- **GIVEN REQUEST**:
Pick out each line below containing "sempre".

- **DATA SHOWN**:
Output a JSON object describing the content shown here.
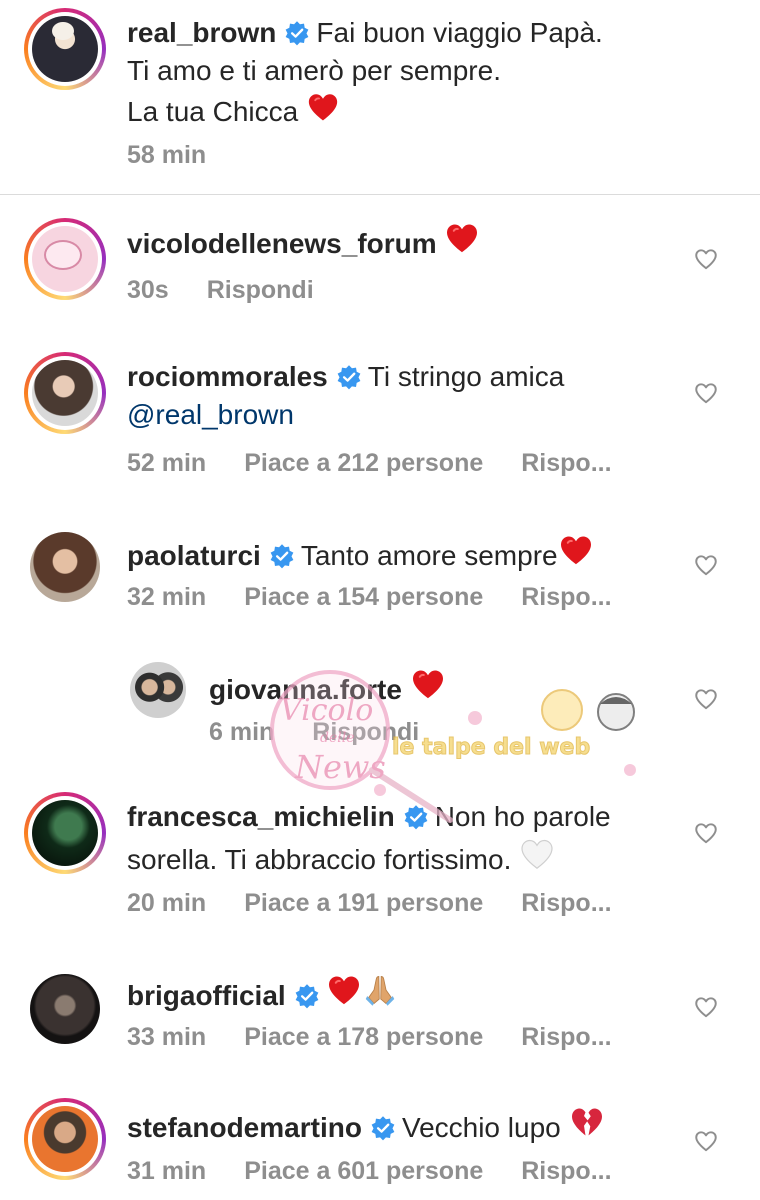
{
  "caption": {
    "username": "real_brown",
    "line1": "Fai buon viaggio Papà.",
    "line2": "Ti amo e ti amerò per sempre.",
    "line3": "La tua Chicca",
    "line3_emoji": "red-heart",
    "time": "58 min"
  },
  "comments": [
    {
      "username": "vicolodellenews_forum",
      "text": "",
      "emoji": "red-heart",
      "time": "30s",
      "reply": "Rispondi"
    },
    {
      "username": "rociommorales",
      "text": "Ti stringo amica",
      "mention": "@real_brown",
      "time": "52 min",
      "likes": "Piace a 212 persone",
      "reply": "Rispo..."
    },
    {
      "username": "paolaturci",
      "text": "Tanto amore sempre",
      "emoji": "red-heart",
      "time": "32 min",
      "likes": "Piace a 154 persone",
      "reply": "Rispo..."
    },
    {
      "username": "giovanna.forte",
      "emoji": "red-heart",
      "time": "6 min",
      "reply": "Rispondi"
    },
    {
      "username": "francesca_michielin",
      "text": "Non ho parole",
      "text2": "sorella. Ti abbraccio fortissimo.",
      "emoji": "white-heart",
      "time": "20 min",
      "likes": "Piace a 191 persone",
      "reply": "Rispo..."
    },
    {
      "username": "brigaofficial",
      "emoji": "red-heart folded-hands",
      "time": "33 min",
      "likes": "Piace a 178 persone",
      "reply": "Rispo..."
    },
    {
      "username": "stefanodemartino",
      "text": "Vecchio lupo",
      "emoji": "broken-heart",
      "time": "31 min",
      "likes": "Piace a 601 persone",
      "reply": "Rispo..."
    }
  ],
  "watermark": {
    "text": "le talpe del web",
    "logo_text_1": "Vicolo",
    "logo_text_2": "delle",
    "logo_text_3": "News"
  },
  "colors": {
    "text": "#262626",
    "meta": "#8e8e8e",
    "verified": "#3897f0",
    "mention": "#00376b",
    "heart": "#e0161c"
  }
}
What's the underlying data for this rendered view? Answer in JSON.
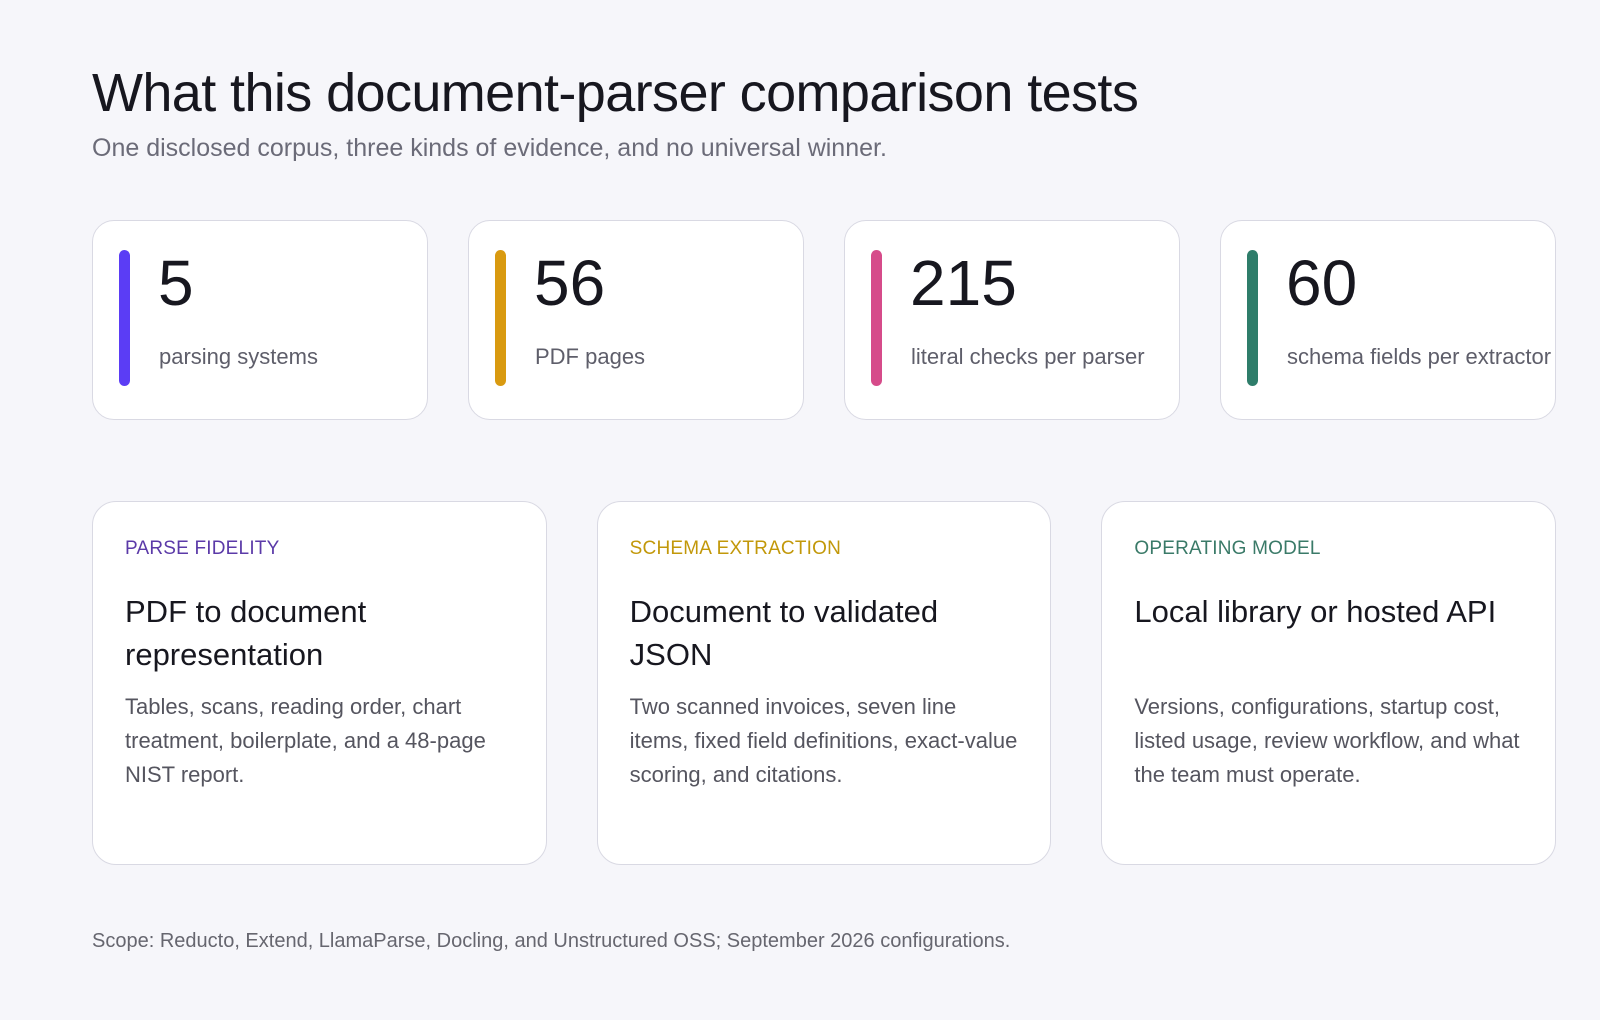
{
  "header": {
    "title": "What this document-parser comparison tests",
    "subtitle": "One disclosed corpus, three kinds of evidence, and no universal winner."
  },
  "stats": [
    {
      "value": "5",
      "label": "parsing systems",
      "color": "#5b3df5"
    },
    {
      "value": "56",
      "label": "PDF pages",
      "color": "#d99a10"
    },
    {
      "value": "215",
      "label": "literal checks per parser",
      "color": "#d64b8a"
    },
    {
      "value": "60",
      "label": "schema fields per extractor",
      "color": "#2e7d6a"
    }
  ],
  "features": [
    {
      "eyebrow": "PARSE FIDELITY",
      "eyebrow_color": "#5b3aa8",
      "heading": "PDF to document representation",
      "body": "Tables, scans, reading order, chart treatment, boilerplate, and a 48-page NIST report."
    },
    {
      "eyebrow": "SCHEMA EXTRACTION",
      "eyebrow_color": "#c2980a",
      "heading": "Document to validated JSON",
      "body": "Two scanned invoices, seven line items, fixed field definitions, exact-value scoring, and citations."
    },
    {
      "eyebrow": "OPERATING MODEL",
      "eyebrow_color": "#3a7a68",
      "heading": "Local library or hosted API",
      "body": "Versions, configurations, startup cost, listed usage, review workflow, and what the team must operate."
    }
  ],
  "footnote": "Scope: Reducto, Extend, LlamaParse, Docling, and Unstructured OSS; September 2026 configurations."
}
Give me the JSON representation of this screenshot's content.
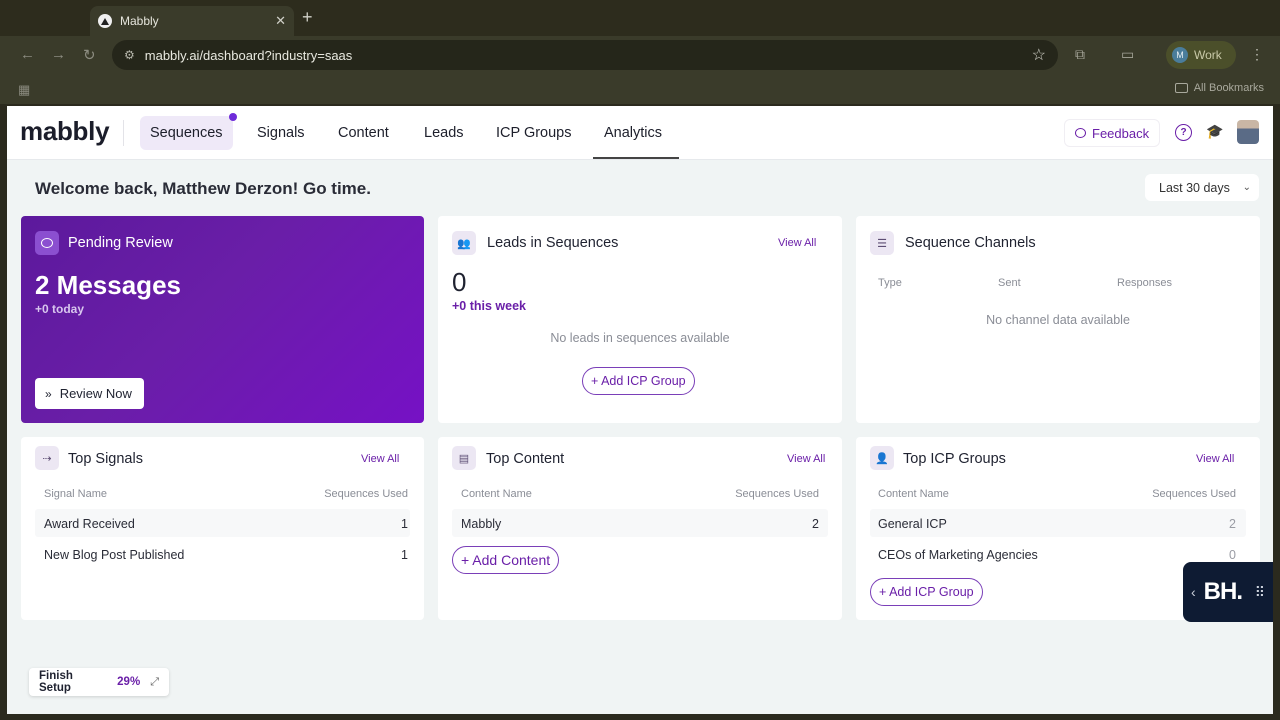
{
  "browser": {
    "tab_title": "Mabbly",
    "url": "mabbly.ai/dashboard?industry=saas",
    "profile_initial": "M",
    "profile_label": "Work",
    "bookmarks_label": "All Bookmarks"
  },
  "nav": {
    "logo": "mabbly",
    "items": [
      "Sequences",
      "Signals",
      "Content",
      "Leads",
      "ICP Groups",
      "Analytics"
    ],
    "feedback": "Feedback"
  },
  "header": {
    "welcome": "Welcome back, Matthew Derzon! Go time.",
    "date_range": "Last 30 days"
  },
  "pending": {
    "title": "Pending Review",
    "count": "2 Messages",
    "sub": "+0 today",
    "button": "Review Now"
  },
  "leads": {
    "title": "Leads in Sequences",
    "view_all": "View All",
    "count": "0",
    "sub": "+0 this week",
    "empty": "No leads in sequences available",
    "button": "+ Add ICP Group"
  },
  "channels": {
    "title": "Sequence Channels",
    "columns": [
      "Type",
      "Sent",
      "Responses"
    ],
    "empty": "No channel data available"
  },
  "signals": {
    "title": "Top Signals",
    "view_all": "View All",
    "columns": [
      "Signal Name",
      "Sequences Used"
    ],
    "rows": [
      {
        "name": "Award Received",
        "value": "1"
      },
      {
        "name": "New Blog Post Published",
        "value": "1"
      }
    ]
  },
  "content": {
    "title": "Top Content",
    "view_all": "View All",
    "columns": [
      "Content Name",
      "Sequences Used"
    ],
    "rows": [
      {
        "name": "Mabbly",
        "value": "2"
      }
    ],
    "button": "+ Add Content"
  },
  "icp": {
    "title": "Top ICP Groups",
    "view_all": "View All",
    "columns": [
      "Content Name",
      "Sequences Used"
    ],
    "rows": [
      {
        "name": "General ICP",
        "value": "2"
      },
      {
        "name": "CEOs of Marketing Agencies",
        "value": "0"
      }
    ],
    "button": "+ Add ICP Group"
  },
  "finish": {
    "label": "Finish Setup",
    "percent": "29%"
  },
  "widget": {
    "mark": "BH."
  }
}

- **OUTPUT**:
    "line2": "Ti amo e ti amerò per sempre.",
      "text": "Tanto amore sempre",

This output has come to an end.